> _GOAL_
Check every line below for the word "resolution" and show those that hold it.

BEGIN DATA SHOWN

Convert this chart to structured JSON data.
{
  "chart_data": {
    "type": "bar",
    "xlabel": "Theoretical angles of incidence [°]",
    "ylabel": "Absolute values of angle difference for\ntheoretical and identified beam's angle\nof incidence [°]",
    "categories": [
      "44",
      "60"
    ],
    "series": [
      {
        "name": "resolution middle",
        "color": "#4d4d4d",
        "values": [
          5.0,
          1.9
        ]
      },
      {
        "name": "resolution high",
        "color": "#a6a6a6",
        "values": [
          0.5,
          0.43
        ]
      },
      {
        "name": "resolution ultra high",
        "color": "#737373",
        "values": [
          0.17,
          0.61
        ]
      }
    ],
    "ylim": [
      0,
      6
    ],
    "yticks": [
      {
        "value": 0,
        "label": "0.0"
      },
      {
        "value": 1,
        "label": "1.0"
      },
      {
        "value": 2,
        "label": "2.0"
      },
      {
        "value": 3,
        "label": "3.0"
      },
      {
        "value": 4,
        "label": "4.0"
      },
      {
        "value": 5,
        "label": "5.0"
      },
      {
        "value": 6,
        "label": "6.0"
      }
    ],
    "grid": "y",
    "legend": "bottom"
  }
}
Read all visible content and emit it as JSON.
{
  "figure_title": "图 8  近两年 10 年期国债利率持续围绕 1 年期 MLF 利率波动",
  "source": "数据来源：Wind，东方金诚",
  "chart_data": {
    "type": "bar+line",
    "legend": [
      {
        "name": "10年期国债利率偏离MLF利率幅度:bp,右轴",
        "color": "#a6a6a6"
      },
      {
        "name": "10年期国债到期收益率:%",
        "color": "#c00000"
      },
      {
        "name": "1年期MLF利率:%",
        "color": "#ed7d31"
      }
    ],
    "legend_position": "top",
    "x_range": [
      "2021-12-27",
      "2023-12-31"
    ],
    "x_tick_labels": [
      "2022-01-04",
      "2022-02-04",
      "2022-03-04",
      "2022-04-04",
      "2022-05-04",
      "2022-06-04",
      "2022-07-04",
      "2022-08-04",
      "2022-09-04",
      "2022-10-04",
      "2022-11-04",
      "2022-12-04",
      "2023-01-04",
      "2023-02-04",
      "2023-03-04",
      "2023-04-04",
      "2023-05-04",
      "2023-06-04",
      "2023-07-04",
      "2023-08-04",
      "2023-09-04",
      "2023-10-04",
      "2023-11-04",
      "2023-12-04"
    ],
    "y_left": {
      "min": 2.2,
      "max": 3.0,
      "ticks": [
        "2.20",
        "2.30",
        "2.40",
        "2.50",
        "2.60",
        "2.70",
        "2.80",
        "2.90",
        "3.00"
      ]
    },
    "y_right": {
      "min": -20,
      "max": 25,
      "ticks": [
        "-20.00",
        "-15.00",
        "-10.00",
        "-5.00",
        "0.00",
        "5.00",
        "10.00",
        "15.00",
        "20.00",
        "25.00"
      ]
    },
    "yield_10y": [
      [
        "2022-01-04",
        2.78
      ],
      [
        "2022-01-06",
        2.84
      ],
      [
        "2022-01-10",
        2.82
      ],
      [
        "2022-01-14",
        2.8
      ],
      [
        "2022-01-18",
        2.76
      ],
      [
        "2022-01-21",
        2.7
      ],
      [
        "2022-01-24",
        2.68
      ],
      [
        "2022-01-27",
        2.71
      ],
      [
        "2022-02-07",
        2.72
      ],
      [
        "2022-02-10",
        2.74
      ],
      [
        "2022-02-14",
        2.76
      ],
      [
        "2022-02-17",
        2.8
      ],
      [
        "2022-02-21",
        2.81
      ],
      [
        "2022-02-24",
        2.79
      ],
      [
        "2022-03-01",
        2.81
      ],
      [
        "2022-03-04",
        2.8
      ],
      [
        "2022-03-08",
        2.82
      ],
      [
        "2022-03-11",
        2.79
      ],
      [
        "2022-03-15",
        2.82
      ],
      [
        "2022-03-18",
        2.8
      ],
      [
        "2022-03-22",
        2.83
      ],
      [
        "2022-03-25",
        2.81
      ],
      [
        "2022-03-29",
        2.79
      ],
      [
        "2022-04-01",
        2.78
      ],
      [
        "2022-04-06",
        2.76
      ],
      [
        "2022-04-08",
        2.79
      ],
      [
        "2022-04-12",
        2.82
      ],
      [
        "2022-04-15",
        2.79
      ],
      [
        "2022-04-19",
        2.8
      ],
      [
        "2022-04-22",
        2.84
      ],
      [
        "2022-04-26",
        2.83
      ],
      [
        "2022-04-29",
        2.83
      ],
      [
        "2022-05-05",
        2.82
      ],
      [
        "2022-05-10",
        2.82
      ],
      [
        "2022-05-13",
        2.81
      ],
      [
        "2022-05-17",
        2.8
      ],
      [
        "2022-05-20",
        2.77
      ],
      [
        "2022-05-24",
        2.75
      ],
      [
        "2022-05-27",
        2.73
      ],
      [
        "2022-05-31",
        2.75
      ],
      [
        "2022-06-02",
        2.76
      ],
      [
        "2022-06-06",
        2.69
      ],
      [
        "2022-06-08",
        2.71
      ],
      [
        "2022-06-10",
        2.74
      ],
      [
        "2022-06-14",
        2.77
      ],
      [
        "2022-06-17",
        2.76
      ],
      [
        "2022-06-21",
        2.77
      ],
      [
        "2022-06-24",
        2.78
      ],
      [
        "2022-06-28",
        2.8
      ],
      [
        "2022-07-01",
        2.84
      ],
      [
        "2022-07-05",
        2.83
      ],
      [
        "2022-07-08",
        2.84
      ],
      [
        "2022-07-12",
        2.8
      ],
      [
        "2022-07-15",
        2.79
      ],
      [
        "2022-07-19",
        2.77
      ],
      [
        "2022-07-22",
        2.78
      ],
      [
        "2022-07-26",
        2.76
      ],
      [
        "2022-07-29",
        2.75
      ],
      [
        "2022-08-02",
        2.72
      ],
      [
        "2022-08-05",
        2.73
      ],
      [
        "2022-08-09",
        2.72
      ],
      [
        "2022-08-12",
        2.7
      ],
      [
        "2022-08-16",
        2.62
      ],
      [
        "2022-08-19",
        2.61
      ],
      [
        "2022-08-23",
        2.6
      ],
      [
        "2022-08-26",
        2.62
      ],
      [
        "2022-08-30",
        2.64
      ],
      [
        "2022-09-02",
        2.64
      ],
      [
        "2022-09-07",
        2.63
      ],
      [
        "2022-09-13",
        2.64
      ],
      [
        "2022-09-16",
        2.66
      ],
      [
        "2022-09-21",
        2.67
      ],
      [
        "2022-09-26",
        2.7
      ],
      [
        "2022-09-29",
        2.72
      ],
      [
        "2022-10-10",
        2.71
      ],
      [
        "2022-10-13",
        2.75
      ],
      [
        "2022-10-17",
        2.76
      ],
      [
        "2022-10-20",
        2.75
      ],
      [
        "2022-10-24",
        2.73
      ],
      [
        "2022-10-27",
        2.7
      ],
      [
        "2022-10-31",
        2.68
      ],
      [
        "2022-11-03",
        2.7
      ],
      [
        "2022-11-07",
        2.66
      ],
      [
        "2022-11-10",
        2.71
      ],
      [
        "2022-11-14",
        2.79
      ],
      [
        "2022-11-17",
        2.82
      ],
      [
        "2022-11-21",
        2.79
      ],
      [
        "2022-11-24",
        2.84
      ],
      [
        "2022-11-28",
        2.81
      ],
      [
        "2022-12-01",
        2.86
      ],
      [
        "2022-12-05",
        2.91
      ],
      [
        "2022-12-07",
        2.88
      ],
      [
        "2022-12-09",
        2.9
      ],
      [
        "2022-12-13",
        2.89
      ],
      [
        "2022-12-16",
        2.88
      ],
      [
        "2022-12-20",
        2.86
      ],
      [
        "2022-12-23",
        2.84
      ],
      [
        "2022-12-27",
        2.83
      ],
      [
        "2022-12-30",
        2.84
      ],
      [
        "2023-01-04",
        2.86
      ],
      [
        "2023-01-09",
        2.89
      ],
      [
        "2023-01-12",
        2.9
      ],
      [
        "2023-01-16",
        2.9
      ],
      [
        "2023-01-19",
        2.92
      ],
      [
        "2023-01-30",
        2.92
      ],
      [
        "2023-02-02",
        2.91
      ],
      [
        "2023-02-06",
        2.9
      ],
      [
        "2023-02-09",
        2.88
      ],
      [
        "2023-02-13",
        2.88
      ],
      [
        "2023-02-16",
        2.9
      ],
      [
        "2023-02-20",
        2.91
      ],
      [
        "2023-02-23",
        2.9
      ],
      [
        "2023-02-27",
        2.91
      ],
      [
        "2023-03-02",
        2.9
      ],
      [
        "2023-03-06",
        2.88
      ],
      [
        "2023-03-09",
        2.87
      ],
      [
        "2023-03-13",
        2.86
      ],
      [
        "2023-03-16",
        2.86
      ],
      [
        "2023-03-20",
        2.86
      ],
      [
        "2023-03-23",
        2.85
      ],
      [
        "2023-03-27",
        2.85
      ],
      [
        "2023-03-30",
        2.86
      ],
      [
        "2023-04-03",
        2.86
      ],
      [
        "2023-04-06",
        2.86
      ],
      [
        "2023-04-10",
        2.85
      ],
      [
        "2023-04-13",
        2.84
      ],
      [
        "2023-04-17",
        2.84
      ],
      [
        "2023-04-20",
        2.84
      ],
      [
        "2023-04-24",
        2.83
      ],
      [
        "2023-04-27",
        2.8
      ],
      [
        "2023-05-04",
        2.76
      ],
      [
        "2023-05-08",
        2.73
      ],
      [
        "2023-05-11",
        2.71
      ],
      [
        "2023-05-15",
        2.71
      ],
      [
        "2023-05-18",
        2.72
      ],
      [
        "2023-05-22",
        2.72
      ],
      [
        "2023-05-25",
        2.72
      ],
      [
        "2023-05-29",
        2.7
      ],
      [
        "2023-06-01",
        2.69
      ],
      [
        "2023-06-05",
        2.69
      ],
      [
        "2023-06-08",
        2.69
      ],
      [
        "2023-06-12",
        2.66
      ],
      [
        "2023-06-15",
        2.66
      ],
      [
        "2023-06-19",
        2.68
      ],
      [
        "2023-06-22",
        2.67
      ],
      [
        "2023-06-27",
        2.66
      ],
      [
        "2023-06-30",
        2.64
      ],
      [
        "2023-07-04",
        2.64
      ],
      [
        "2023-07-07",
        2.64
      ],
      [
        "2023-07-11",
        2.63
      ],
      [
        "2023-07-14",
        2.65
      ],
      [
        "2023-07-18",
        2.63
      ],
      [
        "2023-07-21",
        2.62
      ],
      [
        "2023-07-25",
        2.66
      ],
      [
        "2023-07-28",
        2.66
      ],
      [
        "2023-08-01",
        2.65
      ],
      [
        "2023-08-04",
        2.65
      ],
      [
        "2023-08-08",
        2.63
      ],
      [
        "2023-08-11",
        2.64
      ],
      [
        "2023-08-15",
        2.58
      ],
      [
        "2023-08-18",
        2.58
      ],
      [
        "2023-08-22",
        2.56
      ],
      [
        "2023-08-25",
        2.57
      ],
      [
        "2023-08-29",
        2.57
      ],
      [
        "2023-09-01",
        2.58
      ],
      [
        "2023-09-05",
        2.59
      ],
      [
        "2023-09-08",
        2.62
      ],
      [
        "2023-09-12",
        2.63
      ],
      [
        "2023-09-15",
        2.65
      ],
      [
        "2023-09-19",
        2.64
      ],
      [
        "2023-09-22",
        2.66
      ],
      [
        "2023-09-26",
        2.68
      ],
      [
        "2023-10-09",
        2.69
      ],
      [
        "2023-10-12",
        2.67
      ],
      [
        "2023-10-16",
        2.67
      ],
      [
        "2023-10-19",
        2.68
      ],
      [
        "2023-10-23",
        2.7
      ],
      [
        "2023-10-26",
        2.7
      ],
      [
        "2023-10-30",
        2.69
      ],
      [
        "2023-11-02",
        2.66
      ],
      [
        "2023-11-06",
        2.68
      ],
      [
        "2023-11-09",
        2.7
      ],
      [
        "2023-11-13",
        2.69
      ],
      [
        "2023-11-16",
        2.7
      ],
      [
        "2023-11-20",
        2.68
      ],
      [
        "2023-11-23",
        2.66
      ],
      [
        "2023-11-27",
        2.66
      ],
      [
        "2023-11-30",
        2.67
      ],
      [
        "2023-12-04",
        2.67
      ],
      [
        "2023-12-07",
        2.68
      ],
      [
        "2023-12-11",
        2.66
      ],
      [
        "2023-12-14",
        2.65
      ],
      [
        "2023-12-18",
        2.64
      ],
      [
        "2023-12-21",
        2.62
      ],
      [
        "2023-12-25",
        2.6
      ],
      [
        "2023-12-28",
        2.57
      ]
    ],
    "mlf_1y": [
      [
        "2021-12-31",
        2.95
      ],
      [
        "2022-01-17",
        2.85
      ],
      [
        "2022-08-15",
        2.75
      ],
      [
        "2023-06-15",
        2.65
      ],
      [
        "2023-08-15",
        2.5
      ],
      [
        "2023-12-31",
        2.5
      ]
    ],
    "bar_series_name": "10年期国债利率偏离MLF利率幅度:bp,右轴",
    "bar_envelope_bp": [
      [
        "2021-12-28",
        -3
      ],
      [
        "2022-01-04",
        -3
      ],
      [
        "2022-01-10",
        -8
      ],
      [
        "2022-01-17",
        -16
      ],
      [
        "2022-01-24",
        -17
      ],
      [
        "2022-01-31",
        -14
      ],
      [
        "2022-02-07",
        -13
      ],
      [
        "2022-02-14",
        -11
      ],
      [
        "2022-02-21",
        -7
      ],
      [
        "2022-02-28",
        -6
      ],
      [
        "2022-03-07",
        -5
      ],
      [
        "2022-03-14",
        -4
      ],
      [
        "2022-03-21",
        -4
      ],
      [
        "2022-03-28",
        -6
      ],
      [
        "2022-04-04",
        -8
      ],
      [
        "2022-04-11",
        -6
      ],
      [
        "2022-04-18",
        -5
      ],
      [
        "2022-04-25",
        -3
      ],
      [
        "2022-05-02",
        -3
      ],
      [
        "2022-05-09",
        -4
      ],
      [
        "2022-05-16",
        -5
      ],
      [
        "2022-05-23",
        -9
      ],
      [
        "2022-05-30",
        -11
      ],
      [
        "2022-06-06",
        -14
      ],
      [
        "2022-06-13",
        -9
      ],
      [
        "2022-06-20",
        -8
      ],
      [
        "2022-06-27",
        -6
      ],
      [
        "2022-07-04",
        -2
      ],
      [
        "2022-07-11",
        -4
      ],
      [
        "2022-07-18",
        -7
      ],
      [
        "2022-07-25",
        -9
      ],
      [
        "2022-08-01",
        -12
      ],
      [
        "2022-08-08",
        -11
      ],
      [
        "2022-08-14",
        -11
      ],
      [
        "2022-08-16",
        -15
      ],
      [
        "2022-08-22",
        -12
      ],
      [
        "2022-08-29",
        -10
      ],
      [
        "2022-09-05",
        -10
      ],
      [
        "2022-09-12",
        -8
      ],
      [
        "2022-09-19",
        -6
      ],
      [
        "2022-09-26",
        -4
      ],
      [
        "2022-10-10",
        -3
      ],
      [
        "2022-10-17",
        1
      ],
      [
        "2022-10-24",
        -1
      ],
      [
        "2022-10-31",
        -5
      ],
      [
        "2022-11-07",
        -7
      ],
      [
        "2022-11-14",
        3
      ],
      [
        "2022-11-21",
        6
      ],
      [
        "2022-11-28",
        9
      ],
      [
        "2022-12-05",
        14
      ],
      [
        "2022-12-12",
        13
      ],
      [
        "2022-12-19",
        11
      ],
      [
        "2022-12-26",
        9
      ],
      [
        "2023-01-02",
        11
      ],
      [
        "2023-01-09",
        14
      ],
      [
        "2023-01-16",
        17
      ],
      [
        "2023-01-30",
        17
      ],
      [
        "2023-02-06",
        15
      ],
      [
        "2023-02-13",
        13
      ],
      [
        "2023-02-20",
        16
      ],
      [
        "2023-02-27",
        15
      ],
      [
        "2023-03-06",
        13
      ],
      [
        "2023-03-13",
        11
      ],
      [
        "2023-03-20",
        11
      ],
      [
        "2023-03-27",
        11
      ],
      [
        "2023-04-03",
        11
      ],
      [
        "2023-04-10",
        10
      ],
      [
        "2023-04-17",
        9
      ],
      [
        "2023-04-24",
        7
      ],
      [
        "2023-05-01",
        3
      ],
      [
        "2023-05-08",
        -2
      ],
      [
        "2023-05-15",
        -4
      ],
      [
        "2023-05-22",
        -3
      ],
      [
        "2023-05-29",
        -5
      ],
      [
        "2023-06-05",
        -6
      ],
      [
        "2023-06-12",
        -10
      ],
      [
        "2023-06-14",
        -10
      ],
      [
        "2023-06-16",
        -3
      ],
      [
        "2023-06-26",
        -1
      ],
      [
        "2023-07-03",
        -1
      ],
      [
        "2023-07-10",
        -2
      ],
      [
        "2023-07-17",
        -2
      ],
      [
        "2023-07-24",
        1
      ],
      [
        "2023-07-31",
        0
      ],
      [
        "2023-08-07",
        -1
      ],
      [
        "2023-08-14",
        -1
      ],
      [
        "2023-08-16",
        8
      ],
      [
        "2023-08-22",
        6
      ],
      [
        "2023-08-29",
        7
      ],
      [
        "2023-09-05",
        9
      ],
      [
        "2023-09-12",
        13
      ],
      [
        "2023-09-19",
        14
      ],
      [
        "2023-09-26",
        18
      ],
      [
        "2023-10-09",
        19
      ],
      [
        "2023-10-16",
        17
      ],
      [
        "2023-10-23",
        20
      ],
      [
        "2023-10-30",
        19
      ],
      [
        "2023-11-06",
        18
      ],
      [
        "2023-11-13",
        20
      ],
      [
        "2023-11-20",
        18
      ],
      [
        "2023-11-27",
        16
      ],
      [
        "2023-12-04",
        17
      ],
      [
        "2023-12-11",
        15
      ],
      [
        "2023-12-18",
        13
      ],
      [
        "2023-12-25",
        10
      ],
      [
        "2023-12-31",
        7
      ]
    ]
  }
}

END DATA SHOWN

> _TASK SOLUTION_
        "name": "resolution middle",
        "name": "resolution high",
        "name": "resolution ultra high",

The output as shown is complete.